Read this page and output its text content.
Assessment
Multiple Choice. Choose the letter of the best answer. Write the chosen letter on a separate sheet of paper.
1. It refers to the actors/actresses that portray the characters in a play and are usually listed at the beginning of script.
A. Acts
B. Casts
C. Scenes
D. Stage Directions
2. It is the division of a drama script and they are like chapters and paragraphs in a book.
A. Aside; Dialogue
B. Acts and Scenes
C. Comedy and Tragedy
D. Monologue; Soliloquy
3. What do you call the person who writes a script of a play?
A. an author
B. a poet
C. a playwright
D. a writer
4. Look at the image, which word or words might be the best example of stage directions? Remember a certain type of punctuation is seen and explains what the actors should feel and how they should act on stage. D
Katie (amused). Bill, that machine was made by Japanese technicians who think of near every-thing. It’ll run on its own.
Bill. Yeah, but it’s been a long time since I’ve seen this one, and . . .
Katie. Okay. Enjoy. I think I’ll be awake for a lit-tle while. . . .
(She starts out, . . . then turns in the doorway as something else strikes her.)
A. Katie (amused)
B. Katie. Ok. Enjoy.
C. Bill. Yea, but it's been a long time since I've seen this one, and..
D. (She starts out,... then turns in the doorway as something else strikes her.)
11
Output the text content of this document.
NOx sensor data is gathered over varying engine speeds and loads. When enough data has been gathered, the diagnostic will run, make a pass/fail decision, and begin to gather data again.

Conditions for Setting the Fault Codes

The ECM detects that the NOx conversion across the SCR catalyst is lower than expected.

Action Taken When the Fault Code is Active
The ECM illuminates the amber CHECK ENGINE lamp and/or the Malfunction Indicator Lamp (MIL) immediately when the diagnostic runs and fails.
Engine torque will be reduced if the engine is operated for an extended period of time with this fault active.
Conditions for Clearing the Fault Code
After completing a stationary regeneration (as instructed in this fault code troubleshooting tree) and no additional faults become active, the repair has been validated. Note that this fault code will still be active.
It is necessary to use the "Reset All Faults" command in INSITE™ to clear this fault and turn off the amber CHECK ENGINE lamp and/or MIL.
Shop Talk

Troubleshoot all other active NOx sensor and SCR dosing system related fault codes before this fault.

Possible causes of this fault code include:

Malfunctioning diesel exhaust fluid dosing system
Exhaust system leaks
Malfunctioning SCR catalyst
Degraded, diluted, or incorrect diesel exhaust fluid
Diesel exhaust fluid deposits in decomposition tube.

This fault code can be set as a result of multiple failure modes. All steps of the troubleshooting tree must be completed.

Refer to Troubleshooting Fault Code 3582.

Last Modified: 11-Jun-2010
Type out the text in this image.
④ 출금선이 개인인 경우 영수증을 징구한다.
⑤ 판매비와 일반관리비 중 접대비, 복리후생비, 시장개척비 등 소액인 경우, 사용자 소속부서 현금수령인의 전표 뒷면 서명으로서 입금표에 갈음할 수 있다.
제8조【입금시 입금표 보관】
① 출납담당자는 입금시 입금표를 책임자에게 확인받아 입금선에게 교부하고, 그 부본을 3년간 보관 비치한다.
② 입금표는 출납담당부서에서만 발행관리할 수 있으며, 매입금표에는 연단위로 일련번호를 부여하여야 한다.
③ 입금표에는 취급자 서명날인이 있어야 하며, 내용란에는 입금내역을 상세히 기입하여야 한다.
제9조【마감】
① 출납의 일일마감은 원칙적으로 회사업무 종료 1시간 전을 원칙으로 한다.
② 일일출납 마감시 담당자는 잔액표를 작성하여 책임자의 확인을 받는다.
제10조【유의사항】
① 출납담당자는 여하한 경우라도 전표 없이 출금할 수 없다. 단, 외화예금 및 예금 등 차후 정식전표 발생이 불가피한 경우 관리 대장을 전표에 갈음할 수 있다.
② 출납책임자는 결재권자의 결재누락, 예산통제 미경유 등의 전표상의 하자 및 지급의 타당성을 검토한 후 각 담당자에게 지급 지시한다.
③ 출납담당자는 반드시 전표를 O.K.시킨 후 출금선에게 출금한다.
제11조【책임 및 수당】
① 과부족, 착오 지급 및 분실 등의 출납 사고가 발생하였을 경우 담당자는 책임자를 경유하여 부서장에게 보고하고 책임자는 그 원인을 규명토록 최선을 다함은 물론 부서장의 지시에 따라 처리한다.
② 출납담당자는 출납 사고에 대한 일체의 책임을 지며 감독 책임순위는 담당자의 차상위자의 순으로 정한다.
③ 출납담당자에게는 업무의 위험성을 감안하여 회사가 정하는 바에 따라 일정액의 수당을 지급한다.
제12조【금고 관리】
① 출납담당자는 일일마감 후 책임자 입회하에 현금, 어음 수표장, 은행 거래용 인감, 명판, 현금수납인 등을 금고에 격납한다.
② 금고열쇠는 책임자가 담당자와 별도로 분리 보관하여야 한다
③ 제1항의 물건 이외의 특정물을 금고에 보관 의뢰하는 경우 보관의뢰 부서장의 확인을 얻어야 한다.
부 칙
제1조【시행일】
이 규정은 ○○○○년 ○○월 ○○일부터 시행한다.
——
EXERCISE DETAILS ::
Every line above should be written out again exactly as it stands.

RESPONSE FOR THIS EXERCISE ::
Read this page and output its text content.
Assessment
Multiple Choice. Choose the letter of the best answer. Write the chosen letter on a separate sheet of paper.
1. It refers to the actors/actresses that portray the characters in a play and are usually listed at the beginning of script.
A. Acts
B. Casts
C. Scenes
D. Stage Directions
2. It is the division of a drama script and they are like chapters and paragraphs in a book.
A. Aside; Dialogue
B. Acts and Scenes
C. Comedy and Tragedy
D. Monologue; Soliloquy
3. What do you call the person who writes a script of a play?
A. an author
B. a poet
C. a playwright
D. a writer
4. Look at the image, which word or words might be the best example of stage directions? Remember a certain type of punctuation is seen and explains what the actors should feel and how they should act on stage. D
Katie (amused). Bill, that machine was made by Japanese technicians who think of near every-thing. It’ll run on its own.
Bill. Yeah, but it’s been a long time since I’ve seen this one, and . . .
Katie. Okay. Enjoy. I think I’ll be awake for a lit-tle while. . . .
(She starts out, . . . then turns in the doorway as something else strikes her.)
A. Katie (amused)
B. Katie. Ok. Enjoy.
C. Bill. Yea, but it's been a long time since I've seen this one, and..
D. (She starts out,... then turns in the doorway as something else strikes her.)
11
Output the text content of this document.
NOx sensor data is gathered over varying engine speeds and loads. When enough data has been gathered, the diagnostic will run, make a pass/fail decision, and begin to gather data again.

Conditions for Setting the Fault Codes

The ECM detects that the NOx conversion across the SCR catalyst is lower than expected.

Action Taken When the Fault Code is Active
The ECM illuminates the amber CHECK ENGINE lamp and/or the Malfunction Indicator Lamp (MIL) immediately when the diagnostic runs and fails.
Engine torque will be reduced if the engine is operated for an extended period of time with this fault active.
Conditions for Clearing the Fault Code
After completing a stationary regeneration (as instructed in this fault code troubleshooting tree) and no additional faults become active, the repair has been validated. Note that this fault code will still be active.
It is necessary to use the "Reset All Faults" command in INSITE™ to clear this fault and turn off the amber CHECK ENGINE lamp and/or MIL.
Shop Talk

Troubleshoot all other active NOx sensor and SCR dosing system related fault codes before this fault.

Possible causes of this fault code include:

Malfunctioning diesel exhaust fluid dosing system
Exhaust system leaks
Malfunctioning SCR catalyst
Degraded, diluted, or incorrect diesel exhaust fluid
Diesel exhaust fluid deposits in decomposition tube.

This fault code can be set as a result of multiple failure modes. All steps of the troubleshooting tree must be completed.

Refer to Troubleshooting Fault Code 3582.

Last Modified: 11-Jun-2010
Type out the text in this image.
④ 출금선이 개인인 경우 영수증을 징구한다.
⑤ 판매비와 일반관리비 중 접대비, 복리후생비, 시장개척비 등 소액인 경우, 사용자 소속부서 현금수령인의 전표 뒷면 서명으로서 입금표에 갈음할 수 있다.
제8조【입금시 입금표 보관】
① 출납담당자는 입금시 입금표를 책임자에게 확인받아 입금선에게 교부하고, 그 부본을 3년간 보관 비치한다.
② 입금표는 출납담당부서에서만 발행관리할 수 있으며, 매입금표에는 연단위로 일련번호를 부여하여야 한다.
③ 입금표에는 취급자 서명날인이 있어야 하며, 내용란에는 입금내역을 상세히 기입하여야 한다.
제9조【마감】
① 출납의 일일마감은 원칙적으로 회사업무 종료 1시간 전을 원칙으로 한다.
② 일일출납 마감시 담당자는 잔액표를 작성하여 책임자의 확인을 받는다.
제10조【유의사항】
① 출납담당자는 여하한 경우라도 전표 없이 출금할 수 없다. 단, 외화예금 및 예금 등 차후 정식전표 발생이 불가피한 경우 관리 대장을 전표에 갈음할 수 있다.
② 출납책임자는 결재권자의 결재누락, 예산통제 미경유 등의 전표상의 하자 및 지급의 타당성을 검토한 후 각 담당자에게 지급 지시한다.
③ 출납담당자는 반드시 전표를 O.K.시킨 후 출금선에게 출금한다.
제11조【책임 및 수당】
① 과부족, 착오 지급 및 분실 등의 출납 사고가 발생하였을 경우 담당자는 책임자를 경유하여 부서장에게 보고하고 책임자는 그 원인을 규명토록 최선을 다함은 물론 부서장의 지시에 따라 처리한다.
② 출납담당자는 출납 사고에 대한 일체의 책임을 지며 감독 책임순위는 담당자의 차상위자의 순으로 정한다.
③ 출납담당자에게는 업무의 위험성을 감안하여 회사가 정하는 바에 따라 일정액의 수당을 지급한다.
제12조【금고 관리】
① 출납담당자는 일일마감 후 책임자 입회하에 현금, 어음 수표장, 은행 거래용 인감, 명판, 현금수납인 등을 금고에 격납한다.
② 금고열쇠는 책임자가 담당자와 별도로 분리 보관하여야 한다
③ 제1항의 물건 이외의 특정물을 금고에 보관 의뢰하는 경우 보관의뢰 부서장의 확인을 얻어야 한다.
부 칙
제1조【시행일】
이 규정은 ○○○○년 ○○월 ○○일부터 시행한다.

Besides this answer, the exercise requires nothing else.